*TASK DETAILS*: Give every line from the entries that contains "running".

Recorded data
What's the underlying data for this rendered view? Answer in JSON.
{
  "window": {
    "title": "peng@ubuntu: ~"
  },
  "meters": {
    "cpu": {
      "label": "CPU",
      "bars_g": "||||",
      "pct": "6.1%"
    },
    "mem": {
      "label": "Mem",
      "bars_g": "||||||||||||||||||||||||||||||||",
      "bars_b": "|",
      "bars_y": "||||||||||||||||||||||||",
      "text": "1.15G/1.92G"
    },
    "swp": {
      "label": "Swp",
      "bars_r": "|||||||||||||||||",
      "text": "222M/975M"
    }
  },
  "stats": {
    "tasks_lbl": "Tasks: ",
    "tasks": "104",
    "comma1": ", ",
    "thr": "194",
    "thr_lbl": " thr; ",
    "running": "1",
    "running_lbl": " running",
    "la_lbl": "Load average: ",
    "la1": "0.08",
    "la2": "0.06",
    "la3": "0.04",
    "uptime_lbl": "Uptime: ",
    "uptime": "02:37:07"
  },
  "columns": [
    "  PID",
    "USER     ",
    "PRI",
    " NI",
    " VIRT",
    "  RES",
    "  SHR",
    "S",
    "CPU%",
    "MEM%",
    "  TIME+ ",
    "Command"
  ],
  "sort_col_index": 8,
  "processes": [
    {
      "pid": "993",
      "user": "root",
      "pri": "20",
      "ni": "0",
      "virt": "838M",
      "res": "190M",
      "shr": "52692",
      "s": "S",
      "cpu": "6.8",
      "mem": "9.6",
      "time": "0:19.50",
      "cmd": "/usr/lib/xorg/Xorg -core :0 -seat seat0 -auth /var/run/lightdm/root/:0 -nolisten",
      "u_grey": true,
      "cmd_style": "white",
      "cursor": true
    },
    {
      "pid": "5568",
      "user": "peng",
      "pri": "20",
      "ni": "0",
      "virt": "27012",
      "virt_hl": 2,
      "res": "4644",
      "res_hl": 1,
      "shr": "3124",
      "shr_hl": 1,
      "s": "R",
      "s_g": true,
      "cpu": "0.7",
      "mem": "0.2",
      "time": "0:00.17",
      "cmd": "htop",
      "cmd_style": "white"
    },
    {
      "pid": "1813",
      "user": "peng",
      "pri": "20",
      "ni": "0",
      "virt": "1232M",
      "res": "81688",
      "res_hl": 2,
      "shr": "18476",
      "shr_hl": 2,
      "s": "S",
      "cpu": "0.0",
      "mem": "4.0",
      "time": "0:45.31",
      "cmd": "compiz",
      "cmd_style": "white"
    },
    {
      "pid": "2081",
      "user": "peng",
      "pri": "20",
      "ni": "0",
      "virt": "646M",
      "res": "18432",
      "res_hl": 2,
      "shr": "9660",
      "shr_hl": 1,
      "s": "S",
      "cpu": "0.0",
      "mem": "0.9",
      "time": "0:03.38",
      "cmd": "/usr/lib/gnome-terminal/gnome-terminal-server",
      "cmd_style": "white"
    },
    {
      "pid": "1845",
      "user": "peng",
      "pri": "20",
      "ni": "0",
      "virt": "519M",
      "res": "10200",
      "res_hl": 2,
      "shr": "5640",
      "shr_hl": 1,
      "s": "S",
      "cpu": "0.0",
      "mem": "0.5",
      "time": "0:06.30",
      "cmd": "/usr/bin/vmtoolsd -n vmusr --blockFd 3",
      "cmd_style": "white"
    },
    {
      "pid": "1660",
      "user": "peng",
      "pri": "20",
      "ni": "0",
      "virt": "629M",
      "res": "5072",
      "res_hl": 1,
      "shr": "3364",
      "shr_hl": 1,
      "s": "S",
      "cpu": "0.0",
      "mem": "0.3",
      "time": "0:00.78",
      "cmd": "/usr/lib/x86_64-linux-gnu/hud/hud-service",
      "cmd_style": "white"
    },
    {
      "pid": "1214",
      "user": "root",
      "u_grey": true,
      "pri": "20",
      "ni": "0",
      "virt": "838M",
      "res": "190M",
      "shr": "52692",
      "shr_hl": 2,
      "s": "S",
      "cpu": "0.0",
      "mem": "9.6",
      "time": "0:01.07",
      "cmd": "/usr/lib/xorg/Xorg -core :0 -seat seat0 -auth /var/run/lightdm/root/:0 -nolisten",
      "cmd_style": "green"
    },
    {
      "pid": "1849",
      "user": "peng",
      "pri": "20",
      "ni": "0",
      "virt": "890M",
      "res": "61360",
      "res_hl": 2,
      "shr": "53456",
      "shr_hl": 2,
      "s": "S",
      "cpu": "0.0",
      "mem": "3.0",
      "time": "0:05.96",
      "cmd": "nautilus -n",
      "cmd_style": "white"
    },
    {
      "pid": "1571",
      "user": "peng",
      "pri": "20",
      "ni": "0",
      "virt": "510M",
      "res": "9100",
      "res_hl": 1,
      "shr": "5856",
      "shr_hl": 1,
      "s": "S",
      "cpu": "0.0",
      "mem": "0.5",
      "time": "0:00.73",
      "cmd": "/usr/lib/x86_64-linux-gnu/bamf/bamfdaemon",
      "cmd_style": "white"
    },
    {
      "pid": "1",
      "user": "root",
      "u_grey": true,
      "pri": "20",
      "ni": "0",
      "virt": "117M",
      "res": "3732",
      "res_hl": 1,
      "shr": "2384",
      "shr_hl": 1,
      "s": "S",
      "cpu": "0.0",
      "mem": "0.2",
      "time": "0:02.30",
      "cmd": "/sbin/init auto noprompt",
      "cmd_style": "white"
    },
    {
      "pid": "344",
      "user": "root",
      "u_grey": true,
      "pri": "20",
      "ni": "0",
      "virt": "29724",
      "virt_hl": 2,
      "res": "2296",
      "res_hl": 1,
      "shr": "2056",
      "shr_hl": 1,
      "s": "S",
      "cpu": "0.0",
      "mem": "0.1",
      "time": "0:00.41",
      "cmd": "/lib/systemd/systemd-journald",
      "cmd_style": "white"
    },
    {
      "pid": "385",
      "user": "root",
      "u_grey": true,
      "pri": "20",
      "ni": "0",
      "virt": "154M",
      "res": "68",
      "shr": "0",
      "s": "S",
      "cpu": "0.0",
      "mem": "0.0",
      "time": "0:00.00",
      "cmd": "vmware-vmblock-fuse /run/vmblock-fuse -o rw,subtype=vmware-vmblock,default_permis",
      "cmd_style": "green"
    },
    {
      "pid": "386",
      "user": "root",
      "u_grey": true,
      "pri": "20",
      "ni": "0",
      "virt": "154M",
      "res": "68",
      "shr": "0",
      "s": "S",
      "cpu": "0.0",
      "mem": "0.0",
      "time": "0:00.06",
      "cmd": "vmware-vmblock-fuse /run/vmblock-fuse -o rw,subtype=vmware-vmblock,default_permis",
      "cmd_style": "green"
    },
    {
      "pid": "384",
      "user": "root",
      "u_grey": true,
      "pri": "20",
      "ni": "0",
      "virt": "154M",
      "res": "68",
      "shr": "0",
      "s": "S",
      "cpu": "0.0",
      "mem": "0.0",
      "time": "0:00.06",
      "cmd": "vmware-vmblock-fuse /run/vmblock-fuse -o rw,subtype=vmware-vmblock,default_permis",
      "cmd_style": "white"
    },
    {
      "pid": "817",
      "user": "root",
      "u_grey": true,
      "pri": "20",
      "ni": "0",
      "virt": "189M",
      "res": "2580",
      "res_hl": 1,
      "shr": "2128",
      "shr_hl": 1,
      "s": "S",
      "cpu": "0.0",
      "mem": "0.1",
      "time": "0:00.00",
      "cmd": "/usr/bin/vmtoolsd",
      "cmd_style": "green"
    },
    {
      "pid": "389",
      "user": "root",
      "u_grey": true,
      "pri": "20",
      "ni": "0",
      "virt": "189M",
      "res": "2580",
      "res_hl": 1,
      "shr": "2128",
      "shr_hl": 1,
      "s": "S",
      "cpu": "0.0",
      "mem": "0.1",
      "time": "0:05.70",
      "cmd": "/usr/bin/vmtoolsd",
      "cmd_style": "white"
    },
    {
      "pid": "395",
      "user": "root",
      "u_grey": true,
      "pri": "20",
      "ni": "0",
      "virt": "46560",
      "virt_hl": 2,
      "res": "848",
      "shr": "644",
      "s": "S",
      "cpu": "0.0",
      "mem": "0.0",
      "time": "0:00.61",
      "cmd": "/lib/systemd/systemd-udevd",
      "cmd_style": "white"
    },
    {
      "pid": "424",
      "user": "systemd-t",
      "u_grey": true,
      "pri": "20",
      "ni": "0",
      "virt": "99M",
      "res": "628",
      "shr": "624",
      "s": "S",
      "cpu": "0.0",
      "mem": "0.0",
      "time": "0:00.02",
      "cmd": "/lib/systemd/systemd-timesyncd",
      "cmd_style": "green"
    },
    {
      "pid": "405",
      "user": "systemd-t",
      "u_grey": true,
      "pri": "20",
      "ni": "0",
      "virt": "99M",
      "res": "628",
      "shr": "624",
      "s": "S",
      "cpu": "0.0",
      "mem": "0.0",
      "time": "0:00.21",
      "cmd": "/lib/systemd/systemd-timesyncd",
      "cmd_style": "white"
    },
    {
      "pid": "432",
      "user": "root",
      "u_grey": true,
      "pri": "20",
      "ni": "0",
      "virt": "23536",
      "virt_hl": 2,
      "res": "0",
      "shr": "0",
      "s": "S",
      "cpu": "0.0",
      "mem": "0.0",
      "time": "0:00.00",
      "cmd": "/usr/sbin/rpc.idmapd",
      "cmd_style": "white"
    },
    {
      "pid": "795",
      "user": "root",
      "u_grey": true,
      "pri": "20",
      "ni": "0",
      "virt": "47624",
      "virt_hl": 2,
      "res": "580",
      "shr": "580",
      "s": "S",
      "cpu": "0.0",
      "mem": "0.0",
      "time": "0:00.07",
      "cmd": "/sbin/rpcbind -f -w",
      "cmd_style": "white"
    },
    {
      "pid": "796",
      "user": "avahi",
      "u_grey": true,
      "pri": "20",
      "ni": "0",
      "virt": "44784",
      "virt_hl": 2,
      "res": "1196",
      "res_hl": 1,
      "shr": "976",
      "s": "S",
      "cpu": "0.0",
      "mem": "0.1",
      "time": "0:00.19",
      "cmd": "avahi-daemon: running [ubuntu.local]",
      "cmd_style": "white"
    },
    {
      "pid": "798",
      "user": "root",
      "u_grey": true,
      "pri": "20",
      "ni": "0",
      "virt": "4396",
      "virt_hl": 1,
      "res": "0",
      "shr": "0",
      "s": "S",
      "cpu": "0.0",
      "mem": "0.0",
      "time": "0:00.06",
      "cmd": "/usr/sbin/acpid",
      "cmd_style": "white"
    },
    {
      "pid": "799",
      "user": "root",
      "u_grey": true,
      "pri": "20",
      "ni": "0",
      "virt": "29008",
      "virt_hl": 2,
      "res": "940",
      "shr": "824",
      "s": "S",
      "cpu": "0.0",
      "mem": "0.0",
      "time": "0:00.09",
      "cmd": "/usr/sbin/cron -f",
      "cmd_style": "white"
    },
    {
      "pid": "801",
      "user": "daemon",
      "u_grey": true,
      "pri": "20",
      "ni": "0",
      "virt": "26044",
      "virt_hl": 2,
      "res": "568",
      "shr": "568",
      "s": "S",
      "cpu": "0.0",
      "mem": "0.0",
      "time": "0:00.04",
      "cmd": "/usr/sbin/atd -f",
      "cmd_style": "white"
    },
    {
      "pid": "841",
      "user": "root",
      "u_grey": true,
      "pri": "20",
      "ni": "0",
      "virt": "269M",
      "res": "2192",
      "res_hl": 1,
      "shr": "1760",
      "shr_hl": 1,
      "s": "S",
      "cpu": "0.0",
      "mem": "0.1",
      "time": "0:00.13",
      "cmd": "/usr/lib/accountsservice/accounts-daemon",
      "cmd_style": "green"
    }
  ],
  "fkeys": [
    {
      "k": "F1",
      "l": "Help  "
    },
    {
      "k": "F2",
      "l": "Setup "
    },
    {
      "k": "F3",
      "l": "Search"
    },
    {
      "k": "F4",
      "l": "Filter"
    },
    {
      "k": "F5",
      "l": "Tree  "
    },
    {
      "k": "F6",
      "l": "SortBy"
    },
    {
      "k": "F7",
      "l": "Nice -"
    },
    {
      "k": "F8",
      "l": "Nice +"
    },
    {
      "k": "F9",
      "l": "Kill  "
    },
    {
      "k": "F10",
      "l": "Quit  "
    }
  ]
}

*TASK ANSWER*:
    "running": "1",
    "running_lbl": " running",
      "cmd": "avahi-daemon: running [ubuntu.local]",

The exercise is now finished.